** Start **

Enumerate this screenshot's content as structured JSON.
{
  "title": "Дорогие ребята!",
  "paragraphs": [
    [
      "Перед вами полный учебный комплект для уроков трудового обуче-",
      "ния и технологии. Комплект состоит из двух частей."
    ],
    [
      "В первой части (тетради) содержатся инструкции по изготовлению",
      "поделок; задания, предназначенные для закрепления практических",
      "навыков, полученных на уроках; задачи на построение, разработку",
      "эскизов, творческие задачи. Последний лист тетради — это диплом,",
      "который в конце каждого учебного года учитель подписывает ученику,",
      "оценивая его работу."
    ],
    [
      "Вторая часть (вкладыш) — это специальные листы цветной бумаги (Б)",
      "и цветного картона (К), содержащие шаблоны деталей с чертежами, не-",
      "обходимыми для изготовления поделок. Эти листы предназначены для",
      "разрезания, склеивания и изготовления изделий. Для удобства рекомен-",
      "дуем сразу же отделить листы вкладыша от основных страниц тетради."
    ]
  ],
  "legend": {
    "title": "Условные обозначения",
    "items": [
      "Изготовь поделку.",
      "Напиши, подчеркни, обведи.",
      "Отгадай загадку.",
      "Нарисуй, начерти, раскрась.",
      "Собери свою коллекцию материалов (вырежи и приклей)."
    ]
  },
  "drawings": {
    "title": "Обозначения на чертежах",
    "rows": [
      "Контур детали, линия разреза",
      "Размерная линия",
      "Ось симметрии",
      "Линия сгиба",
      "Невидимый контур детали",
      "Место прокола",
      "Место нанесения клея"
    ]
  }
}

** End **

■ Your objective ■
Copy each line of the preceding data that contains the string "детали".

■ Solution for this exercise ■
      "Контур детали, линия разреза",
      "Невидимый контур детали",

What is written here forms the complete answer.